● **Your goal**: Reproduce all of the data that follows, character for character.

● **Raw data**:
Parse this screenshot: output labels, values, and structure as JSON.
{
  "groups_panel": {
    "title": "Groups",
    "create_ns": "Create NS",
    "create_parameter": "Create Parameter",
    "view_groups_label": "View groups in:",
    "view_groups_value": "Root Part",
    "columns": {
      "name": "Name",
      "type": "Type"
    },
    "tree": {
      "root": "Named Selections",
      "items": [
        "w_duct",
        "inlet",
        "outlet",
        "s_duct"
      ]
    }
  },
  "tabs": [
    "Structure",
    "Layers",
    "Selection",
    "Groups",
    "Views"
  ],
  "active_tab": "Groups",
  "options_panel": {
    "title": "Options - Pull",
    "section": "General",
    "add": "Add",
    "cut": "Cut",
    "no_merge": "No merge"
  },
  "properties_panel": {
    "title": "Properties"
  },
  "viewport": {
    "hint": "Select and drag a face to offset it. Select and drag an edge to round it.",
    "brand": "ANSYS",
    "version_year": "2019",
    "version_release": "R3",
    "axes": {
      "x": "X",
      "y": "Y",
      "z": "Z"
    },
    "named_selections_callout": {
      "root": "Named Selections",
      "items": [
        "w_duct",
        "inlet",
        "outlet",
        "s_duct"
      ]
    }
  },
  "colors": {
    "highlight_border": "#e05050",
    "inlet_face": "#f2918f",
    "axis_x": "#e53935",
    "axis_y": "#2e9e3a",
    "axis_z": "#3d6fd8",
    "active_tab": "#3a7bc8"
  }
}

● **Exercise solution**:
Parse this screenshot: output labels, values, and structure as JSON.
{
  "groups_panel": {
    "title": "Groups",
    "create_ns": "Create NS",
    "create_parameter": "Create Parameter",
    "view_groups_label": "View groups in:",
    "view_groups_value": "Root Part",
    "columns": {
      "name": "Name",
      "type": "Type"
    },
    "tree": {
      "root": "Named Selections",
      "items": [
        "w_duct",
        "inlet",
        "outlet",
        "s_duct"
      ]
    }
  },
  "tabs": [
    "Structure",
    "Layers",
    "Selection",
    "Groups",
    "Views"
  ],
  "active_tab": "Groups",
  "options_panel": {
    "title": "Options - Pull",
    "section": "General",
    "add": "Add",
    "cut": "Cut",
    "no_merge": "No merge"
  },
  "properties_panel": {
    "title": "Properties"
  },
  "viewport": {
    "hint": "Select and drag a face to offset it. Select and drag an edge to round it.",
    "brand": "ANSYS",
    "version_year": "2019",
    "version_release": "R3",
    "axes": {
      "x": "X",
      "y": "Y",
      "z": "Z"
    },
    "named_selections_callout": {
      "root": "Named Selections",
      "items": [
        "w_duct",
        "inlet",
        "outlet",
        "s_duct"
      ]
    }
  },
  "colors": {
    "highlight_border": "#e05050",
    "inlet_face": "#f2918f",
    "axis_x": "#e53935",
    "axis_y": "#2e9e3a",
    "axis_z": "#3d6fd8",
    "active_tab": "#3a7bc8"
  }
}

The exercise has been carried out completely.